◆ **PROBLEM DETAILS**
Report each line of the data that includes the word "illustration".

◆ **ENTRIES PROVIDED**
■ ■ ■ ■ ■

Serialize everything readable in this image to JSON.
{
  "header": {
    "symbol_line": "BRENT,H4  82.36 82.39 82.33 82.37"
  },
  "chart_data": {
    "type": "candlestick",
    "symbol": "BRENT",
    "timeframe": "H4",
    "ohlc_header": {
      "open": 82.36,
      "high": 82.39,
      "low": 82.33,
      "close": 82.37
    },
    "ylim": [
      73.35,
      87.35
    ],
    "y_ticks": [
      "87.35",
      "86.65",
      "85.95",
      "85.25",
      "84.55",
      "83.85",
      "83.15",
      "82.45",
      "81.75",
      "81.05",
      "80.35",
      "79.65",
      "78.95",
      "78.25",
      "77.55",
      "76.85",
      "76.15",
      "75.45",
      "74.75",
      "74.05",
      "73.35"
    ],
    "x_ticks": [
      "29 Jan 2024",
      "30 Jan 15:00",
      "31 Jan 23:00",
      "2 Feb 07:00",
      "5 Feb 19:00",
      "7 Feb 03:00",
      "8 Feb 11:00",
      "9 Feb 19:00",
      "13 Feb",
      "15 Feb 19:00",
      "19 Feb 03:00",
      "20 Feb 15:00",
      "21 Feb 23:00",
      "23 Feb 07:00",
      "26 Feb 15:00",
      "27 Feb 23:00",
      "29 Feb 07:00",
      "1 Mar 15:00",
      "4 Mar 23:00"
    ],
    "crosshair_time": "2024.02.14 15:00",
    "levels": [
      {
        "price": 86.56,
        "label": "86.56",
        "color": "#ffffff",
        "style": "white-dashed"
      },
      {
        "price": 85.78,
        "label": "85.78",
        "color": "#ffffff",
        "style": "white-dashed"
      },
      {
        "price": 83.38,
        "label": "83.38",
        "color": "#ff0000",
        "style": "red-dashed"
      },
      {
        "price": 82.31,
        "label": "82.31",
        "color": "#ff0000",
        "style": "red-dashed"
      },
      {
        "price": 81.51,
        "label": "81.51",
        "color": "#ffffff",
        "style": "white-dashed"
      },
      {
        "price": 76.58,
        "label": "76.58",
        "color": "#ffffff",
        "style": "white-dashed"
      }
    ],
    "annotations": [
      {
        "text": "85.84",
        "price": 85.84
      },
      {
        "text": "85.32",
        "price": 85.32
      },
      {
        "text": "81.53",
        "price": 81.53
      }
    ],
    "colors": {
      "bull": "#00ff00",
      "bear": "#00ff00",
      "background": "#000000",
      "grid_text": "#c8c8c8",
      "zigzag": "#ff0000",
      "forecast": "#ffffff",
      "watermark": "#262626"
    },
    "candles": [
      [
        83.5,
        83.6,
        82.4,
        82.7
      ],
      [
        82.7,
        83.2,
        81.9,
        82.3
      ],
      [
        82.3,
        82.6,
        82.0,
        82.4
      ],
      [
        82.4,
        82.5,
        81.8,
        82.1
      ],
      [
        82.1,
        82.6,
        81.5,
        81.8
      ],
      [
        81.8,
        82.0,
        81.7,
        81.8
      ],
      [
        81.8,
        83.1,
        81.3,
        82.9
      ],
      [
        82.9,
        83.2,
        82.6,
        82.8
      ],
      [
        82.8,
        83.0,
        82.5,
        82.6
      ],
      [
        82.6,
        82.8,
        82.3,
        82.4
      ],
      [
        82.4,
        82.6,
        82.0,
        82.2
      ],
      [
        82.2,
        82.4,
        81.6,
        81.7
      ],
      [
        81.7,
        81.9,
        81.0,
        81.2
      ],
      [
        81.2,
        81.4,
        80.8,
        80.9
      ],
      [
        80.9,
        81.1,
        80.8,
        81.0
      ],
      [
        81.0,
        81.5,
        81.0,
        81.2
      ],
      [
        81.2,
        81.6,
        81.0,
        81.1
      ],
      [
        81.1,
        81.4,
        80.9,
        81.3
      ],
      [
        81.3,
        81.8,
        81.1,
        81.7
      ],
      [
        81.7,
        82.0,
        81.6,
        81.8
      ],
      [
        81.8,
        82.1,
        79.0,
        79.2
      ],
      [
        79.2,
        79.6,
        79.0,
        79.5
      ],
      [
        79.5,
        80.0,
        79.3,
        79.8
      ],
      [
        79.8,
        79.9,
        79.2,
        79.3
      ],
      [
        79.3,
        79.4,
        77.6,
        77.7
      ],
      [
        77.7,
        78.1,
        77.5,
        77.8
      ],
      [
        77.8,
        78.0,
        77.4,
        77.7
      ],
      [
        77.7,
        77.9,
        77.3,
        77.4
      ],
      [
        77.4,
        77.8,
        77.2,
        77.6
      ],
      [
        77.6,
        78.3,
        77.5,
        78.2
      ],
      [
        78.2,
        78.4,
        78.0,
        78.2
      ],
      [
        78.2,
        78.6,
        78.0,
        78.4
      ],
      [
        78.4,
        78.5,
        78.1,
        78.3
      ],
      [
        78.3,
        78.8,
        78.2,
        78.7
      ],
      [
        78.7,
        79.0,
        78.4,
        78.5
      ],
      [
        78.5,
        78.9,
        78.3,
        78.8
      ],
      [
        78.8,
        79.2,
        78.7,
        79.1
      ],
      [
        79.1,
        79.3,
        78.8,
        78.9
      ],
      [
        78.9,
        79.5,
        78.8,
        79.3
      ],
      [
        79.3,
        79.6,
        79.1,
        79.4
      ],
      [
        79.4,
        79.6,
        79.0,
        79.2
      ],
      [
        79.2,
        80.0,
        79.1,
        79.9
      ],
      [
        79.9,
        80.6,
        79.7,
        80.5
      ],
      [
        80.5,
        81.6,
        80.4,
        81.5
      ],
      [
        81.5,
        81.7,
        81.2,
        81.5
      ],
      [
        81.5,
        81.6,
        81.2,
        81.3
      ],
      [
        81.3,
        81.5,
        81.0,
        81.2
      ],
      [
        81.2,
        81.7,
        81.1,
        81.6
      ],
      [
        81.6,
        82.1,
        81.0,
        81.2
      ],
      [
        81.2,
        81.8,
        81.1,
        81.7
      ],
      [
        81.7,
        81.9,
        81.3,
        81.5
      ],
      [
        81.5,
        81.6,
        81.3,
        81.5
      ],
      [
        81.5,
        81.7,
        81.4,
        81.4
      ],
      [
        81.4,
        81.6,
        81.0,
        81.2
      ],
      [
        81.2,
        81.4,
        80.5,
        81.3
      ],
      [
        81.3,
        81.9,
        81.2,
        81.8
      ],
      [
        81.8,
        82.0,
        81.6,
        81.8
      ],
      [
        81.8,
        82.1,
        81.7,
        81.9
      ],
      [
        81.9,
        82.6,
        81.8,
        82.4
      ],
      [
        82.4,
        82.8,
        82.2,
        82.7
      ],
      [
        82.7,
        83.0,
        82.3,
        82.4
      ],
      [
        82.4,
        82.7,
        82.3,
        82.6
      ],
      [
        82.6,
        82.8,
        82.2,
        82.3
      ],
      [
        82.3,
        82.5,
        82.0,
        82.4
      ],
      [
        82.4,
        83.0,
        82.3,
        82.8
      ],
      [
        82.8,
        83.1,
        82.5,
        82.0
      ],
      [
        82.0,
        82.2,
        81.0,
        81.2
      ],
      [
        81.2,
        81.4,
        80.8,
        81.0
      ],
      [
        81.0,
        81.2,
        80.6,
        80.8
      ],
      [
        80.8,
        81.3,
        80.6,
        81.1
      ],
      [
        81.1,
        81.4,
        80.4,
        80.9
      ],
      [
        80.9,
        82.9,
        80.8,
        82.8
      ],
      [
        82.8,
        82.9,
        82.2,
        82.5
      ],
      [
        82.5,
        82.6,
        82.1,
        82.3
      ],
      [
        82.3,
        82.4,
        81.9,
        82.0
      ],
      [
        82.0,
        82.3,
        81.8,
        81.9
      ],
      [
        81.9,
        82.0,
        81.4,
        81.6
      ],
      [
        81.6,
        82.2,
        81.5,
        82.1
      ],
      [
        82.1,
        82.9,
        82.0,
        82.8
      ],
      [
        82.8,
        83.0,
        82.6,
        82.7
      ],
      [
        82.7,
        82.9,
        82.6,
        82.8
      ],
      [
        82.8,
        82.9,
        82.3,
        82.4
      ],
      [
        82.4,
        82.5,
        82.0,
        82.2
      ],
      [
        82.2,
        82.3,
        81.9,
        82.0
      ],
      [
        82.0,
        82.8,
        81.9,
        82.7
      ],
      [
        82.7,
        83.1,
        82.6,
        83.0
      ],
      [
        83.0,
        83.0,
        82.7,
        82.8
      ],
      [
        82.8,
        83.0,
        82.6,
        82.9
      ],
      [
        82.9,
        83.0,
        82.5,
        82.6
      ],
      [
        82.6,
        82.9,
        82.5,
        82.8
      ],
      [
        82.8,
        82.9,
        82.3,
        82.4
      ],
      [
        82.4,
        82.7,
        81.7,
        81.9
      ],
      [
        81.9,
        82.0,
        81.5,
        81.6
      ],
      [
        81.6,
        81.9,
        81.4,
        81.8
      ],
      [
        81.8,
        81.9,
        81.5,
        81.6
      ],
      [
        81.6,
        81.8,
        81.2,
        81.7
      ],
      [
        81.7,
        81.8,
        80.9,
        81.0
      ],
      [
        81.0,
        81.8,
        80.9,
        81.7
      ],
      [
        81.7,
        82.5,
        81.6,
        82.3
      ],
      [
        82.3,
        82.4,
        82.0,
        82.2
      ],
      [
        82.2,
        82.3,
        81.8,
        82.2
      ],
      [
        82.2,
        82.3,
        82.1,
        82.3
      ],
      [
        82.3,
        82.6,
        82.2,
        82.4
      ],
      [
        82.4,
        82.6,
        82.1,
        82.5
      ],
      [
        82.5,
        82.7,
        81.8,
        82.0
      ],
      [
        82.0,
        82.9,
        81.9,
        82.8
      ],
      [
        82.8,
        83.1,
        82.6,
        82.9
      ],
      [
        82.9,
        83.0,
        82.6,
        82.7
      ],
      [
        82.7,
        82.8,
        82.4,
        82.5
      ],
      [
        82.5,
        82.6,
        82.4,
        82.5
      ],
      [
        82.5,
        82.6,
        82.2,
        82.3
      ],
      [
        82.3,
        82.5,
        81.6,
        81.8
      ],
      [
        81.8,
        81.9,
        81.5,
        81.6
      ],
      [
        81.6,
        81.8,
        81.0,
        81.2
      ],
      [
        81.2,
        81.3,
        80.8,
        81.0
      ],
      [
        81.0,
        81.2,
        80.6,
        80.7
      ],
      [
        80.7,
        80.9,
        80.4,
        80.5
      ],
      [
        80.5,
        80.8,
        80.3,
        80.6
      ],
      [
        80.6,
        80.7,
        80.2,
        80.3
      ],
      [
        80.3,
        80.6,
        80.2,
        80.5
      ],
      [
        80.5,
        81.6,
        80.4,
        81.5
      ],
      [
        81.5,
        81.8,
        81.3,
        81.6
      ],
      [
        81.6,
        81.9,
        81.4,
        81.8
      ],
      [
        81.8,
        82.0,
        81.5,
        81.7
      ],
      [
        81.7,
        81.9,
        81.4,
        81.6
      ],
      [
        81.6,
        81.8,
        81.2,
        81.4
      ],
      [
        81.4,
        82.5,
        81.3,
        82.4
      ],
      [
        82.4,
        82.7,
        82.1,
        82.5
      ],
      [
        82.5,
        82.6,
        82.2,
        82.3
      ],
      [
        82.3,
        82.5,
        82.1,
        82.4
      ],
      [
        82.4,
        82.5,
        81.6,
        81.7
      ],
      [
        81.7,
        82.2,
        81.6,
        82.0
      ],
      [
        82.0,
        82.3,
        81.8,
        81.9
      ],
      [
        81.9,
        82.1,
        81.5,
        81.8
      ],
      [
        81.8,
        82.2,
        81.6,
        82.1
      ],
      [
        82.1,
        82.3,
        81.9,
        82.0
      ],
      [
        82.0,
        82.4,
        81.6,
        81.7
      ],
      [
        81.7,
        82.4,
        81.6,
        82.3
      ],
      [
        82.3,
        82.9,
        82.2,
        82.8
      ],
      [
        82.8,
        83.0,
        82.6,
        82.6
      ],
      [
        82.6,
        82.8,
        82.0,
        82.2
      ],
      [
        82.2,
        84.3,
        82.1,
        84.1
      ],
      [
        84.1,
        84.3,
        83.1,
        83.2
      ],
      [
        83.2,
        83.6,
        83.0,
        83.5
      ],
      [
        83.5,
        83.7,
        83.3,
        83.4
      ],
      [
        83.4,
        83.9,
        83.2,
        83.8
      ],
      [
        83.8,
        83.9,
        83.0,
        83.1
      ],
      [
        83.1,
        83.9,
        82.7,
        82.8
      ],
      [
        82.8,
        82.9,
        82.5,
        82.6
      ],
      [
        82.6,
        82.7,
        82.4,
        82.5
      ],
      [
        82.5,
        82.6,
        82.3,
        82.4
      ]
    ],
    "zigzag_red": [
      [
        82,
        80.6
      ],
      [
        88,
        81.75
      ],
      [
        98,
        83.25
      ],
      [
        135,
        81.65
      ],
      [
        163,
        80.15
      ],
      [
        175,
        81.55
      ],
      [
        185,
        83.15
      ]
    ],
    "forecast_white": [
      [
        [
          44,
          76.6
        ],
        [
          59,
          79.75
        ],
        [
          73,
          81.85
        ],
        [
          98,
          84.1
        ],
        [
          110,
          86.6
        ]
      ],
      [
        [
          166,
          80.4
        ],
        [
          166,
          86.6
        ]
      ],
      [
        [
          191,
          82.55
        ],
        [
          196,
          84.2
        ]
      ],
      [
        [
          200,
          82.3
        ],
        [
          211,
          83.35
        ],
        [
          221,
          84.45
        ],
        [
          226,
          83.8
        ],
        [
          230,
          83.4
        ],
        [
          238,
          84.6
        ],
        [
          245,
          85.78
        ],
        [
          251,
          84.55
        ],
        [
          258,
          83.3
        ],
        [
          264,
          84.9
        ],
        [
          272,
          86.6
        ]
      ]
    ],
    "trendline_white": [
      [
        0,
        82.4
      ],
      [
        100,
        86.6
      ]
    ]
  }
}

■ ■ ■ ■ ■

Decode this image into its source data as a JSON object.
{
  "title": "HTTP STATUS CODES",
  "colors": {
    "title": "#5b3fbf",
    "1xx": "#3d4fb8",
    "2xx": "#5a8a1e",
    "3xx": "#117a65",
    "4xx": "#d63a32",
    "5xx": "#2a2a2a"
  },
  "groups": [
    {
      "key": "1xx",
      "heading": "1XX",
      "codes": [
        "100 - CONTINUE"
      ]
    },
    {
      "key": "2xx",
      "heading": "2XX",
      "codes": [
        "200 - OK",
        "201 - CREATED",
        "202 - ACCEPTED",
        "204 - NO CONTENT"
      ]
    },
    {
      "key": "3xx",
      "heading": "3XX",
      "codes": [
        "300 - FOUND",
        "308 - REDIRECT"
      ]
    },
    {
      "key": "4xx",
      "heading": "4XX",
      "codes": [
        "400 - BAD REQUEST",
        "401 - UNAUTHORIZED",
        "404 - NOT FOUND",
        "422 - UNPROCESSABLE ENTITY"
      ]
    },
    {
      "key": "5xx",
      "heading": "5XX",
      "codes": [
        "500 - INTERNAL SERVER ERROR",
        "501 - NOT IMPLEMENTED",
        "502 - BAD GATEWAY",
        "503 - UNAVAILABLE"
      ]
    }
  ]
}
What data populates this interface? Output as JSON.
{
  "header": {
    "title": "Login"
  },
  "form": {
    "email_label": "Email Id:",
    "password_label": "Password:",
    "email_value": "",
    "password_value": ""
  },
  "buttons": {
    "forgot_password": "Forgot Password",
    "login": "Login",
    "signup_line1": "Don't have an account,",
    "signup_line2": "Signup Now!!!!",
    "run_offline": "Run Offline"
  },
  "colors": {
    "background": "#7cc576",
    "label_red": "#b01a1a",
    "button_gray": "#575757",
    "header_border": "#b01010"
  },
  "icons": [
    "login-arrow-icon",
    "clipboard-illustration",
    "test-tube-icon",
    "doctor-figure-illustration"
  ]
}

■ ■ ■ ■ ■

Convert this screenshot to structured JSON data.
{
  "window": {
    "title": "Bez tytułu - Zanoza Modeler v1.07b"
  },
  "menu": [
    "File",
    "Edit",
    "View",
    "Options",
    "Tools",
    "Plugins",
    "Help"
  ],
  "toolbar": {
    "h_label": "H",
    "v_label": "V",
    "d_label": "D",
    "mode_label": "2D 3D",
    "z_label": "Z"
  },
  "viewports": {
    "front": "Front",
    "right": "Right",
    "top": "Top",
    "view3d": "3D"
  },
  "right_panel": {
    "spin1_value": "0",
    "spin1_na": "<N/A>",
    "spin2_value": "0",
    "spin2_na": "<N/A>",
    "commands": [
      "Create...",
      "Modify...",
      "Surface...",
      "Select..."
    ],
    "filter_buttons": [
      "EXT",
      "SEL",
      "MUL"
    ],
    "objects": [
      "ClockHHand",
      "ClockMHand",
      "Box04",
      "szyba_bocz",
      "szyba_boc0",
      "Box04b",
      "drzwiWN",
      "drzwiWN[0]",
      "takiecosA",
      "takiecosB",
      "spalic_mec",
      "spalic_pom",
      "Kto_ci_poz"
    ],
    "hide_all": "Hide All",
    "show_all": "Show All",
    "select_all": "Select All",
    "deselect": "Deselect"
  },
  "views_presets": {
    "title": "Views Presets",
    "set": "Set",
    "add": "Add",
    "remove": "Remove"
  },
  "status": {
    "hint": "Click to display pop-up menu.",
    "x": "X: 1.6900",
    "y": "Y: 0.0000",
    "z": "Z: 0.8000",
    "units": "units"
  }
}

■ ■ ■ ■ ■

◆ **EXERCISE SOLUTION**
    "clipboard-illustration",
    "doctor-figure-illustration"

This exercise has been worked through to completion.